>> BEGIN RECORDS PROVIDED

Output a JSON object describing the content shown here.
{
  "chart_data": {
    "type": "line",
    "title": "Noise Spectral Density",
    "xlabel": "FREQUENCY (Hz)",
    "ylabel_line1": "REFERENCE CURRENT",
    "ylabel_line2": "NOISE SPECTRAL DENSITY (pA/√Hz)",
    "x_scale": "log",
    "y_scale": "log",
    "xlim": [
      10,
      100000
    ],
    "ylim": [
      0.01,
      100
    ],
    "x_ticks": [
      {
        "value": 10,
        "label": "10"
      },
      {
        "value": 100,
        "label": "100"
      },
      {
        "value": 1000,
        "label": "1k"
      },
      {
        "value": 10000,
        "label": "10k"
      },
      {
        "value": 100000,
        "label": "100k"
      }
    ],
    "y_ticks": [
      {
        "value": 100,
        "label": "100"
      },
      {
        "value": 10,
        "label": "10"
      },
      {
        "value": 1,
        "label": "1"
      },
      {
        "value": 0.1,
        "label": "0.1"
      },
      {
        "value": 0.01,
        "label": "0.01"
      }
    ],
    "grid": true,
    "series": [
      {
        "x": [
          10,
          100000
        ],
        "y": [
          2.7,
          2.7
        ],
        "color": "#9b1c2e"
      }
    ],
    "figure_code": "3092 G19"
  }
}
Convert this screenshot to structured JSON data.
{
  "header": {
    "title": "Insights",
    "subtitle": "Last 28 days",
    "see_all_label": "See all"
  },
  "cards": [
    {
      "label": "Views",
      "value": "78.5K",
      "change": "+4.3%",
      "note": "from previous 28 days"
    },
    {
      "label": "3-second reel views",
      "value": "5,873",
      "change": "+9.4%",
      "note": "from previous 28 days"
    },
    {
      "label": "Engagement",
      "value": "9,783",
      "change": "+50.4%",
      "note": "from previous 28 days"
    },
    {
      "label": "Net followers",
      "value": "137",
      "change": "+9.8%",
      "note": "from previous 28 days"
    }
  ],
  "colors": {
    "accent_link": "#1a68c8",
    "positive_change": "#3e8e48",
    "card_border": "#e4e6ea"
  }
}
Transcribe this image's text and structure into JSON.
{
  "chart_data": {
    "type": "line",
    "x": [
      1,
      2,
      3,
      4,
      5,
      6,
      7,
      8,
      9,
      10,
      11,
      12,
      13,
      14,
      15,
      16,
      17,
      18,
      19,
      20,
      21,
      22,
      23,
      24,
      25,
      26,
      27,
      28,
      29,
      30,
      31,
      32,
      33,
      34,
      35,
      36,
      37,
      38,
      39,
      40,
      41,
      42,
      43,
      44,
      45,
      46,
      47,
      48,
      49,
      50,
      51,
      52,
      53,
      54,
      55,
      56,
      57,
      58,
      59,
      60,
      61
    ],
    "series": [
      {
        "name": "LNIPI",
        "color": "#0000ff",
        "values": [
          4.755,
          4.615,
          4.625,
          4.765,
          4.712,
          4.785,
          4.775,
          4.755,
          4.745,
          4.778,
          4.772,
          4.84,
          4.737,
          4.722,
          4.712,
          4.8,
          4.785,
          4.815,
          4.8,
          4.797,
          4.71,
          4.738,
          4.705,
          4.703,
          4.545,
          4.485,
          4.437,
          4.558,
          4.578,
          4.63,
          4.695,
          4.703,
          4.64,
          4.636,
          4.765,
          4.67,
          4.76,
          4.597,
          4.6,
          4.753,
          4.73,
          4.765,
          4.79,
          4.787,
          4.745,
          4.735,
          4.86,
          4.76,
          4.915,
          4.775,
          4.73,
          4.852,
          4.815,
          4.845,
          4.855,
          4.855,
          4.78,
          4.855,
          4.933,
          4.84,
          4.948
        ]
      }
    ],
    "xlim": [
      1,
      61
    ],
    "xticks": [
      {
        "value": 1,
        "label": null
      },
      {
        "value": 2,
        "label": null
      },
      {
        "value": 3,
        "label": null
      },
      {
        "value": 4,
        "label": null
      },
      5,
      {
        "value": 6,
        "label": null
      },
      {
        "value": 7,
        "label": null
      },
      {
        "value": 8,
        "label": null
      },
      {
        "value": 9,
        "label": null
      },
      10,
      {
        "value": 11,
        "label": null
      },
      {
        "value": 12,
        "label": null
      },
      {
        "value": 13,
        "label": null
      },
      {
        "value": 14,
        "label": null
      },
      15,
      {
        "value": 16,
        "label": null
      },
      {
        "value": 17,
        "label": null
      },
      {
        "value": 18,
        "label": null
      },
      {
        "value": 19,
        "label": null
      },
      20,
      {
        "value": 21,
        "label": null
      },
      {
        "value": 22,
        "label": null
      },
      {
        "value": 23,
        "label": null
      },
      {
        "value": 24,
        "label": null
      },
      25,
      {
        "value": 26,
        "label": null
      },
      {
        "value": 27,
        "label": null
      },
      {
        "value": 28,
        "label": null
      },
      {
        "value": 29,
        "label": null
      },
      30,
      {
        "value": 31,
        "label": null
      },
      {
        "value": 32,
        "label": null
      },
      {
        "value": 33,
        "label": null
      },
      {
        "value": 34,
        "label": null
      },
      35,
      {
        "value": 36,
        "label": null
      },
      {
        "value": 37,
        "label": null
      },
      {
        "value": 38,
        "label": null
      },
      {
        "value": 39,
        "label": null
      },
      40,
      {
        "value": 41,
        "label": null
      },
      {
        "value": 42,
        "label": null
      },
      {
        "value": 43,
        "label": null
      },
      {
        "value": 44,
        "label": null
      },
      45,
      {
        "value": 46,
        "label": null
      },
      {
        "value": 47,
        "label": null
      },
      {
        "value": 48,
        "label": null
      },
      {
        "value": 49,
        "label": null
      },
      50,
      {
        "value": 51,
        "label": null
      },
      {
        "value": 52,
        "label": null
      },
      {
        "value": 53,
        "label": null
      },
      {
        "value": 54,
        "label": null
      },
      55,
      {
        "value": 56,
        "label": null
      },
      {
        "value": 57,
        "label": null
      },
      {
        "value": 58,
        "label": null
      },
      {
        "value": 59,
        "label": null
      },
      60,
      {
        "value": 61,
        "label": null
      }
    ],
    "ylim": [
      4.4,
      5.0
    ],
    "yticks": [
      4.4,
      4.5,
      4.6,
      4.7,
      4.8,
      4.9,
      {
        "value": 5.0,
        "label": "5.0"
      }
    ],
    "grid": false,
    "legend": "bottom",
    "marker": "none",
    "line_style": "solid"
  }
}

>> END RECORDS PROVIDED

• GIVEN TASK: Reproduce the data, keeping every line exactly the same.

• SOLUTION BELOW:
Output a JSON object describing the content shown here.
{
  "chart_data": {
    "type": "line",
    "title": "Noise Spectral Density",
    "xlabel": "FREQUENCY (Hz)",
    "ylabel_line1": "REFERENCE CURRENT",
    "ylabel_line2": "NOISE SPECTRAL DENSITY (pA/√Hz)",
    "x_scale": "log",
    "y_scale": "log",
    "xlim": [
      10,
      100000
    ],
    "ylim": [
      0.01,
      100
    ],
    "x_ticks": [
      {
        "value": 10,
        "label": "10"
      },
      {
        "value": 100,
        "label": "100"
      },
      {
        "value": 1000,
        "label": "1k"
      },
      {
        "value": 10000,
        "label": "10k"
      },
      {
        "value": 100000,
        "label": "100k"
      }
    ],
    "y_ticks": [
      {
        "value": 100,
        "label": "100"
      },
      {
        "value": 10,
        "label": "10"
      },
      {
        "value": 1,
        "label": "1"
      },
      {
        "value": 0.1,
        "label": "0.1"
      },
      {
        "value": 0.01,
        "label": "0.01"
      }
    ],
    "grid": true,
    "series": [
      {
        "x": [
          10,
          100000
        ],
        "y": [
          2.7,
          2.7
        ],
        "color": "#9b1c2e"
      }
    ],
    "figure_code": "3092 G19"
  }
}
Convert this screenshot to structured JSON data.
{
  "header": {
    "title": "Insights",
    "subtitle": "Last 28 days",
    "see_all_label": "See all"
  },
  "cards": [
    {
      "label": "Views",
      "value": "78.5K",
      "change": "+4.3%",
      "note": "from previous 28 days"
    },
    {
      "label": "3-second reel views",
      "value": "5,873",
      "change": "+9.4%",
      "note": "from previous 28 days"
    },
    {
      "label": "Engagement",
      "value": "9,783",
      "change": "+50.4%",
      "note": "from previous 28 days"
    },
    {
      "label": "Net followers",
      "value": "137",
      "change": "+9.8%",
      "note": "from previous 28 days"
    }
  ],
  "colors": {
    "accent_link": "#1a68c8",
    "positive_change": "#3e8e48",
    "card_border": "#e4e6ea"
  }
}
Transcribe this image's text and structure into JSON.
{
  "chart_data": {
    "type": "line",
    "x": [
      1,
      2,
      3,
      4,
      5,
      6,
      7,
      8,
      9,
      10,
      11,
      12,
      13,
      14,
      15,
      16,
      17,
      18,
      19,
      20,
      21,
      22,
      23,
      24,
      25,
      26,
      27,
      28,
      29,
      30,
      31,
      32,
      33,
      34,
      35,
      36,
      37,
      38,
      39,
      40,
      41,
      42,
      43,
      44,
      45,
      46,
      47,
      48,
      49,
      50,
      51,
      52,
      53,
      54,
      55,
      56,
      57,
      58,
      59,
      60,
      61
    ],
    "series": [
      {
        "name": "LNIPI",
        "color": "#0000ff",
        "values": [
          4.755,
          4.615,
          4.625,
          4.765,
          4.712,
          4.785,
          4.775,
          4.755,
          4.745,
          4.778,
          4.772,
          4.84,
          4.737,
          4.722,
          4.712,
          4.8,
          4.785,
          4.815,
          4.8,
          4.797,
          4.71,
          4.738,
          4.705,
          4.703,
          4.545,
          4.485,
          4.437,
          4.558,
          4.578,
          4.63,
          4.695,
          4.703,
          4.64,
          4.636,
          4.765,
          4.67,
          4.76,
          4.597,
          4.6,
          4.753,
          4.73,
          4.765,
          4.79,
          4.787,
          4.745,
          4.735,
          4.86,
          4.76,
          4.915,
          4.775,
          4.73,
          4.852,
          4.815,
          4.845,
          4.855,
          4.855,
          4.78,
          4.855,
          4.933,
          4.84,
          4.948
        ]
      }
    ],
    "xlim": [
      1,
      61
    ],
    "xticks": [
      {
        "value": 1,
        "label": null
      },
      {
        "value": 2,
        "label": null
      },
      {
        "value": 3,
        "label": null
      },
      {
        "value": 4,
        "label": null
      },
      5,
      {
        "value": 6,
        "label": null
      },
      {
        "value": 7,
        "label": null
      },
      {
        "value": 8,
        "label": null
      },
      {
        "value": 9,
        "label": null
      },
      10,
      {
        "value": 11,
        "label": null
      },
      {
        "value": 12,
        "label": null
      },
      {
        "value": 13,
        "label": null
      },
      {
        "value": 14,
        "label": null
      },
      15,
      {
        "value": 16,
        "label": null
      },
      {
        "value": 17,
        "label": null
      },
      {
        "value": 18,
        "label": null
      },
      {
        "value": 19,
        "label": null
      },
      20,
      {
        "value": 21,
        "label": null
      },
      {
        "value": 22,
        "label": null
      },
      {
        "value": 23,
        "label": null
      },
      {
        "value": 24,
        "label": null
      },
      25,
      {
        "value": 26,
        "label": null
      },
      {
        "value": 27,
        "label": null
      },
      {
        "value": 28,
        "label": null
      },
      {
        "value": 29,
        "label": null
      },
      30,
      {
        "value": 31,
        "label": null
      },
      {
        "value": 32,
        "label": null
      },
      {
        "value": 33,
        "label": null
      },
      {
        "value": 34,
        "label": null
      },
      35,
      {
        "value": 36,
        "label": null
      },
      {
        "value": 37,
        "label": null
      },
      {
        "value": 38,
        "label": null
      },
      {
        "value": 39,
        "label": null
      },
      40,
      {
        "value": 41,
        "label": null
      },
      {
        "value": 42,
        "label": null
      },
      {
        "value": 43,
        "label": null
      },
      {
        "value": 44,
        "label": null
      },
      45,
      {
        "value": 46,
        "label": null
      },
      {
        "value": 47,
        "label": null
      },
      {
        "value": 48,
        "label": null
      },
      {
        "value": 49,
        "label": null
      },
      50,
      {
        "value": 51,
        "label": null
      },
      {
        "value": 52,
        "label": null
      },
      {
        "value": 53,
        "label": null
      },
      {
        "value": 54,
        "label": null
      },
      55,
      {
        "value": 56,
        "label": null
      },
      {
        "value": 57,
        "label": null
      },
      {
        "value": 58,
        "label": null
      },
      {
        "value": 59,
        "label": null
      },
      60,
      {
        "value": 61,
        "label": null
      }
    ],
    "ylim": [
      4.4,
      5.0
    ],
    "yticks": [
      4.4,
      4.5,
      4.6,
      4.7,
      4.8,
      4.9,
      {
        "value": 5.0,
        "label": "5.0"
      }
    ],
    "grid": false,
    "legend": "bottom",
    "marker": "none",
    "line_style": "solid"
  }
}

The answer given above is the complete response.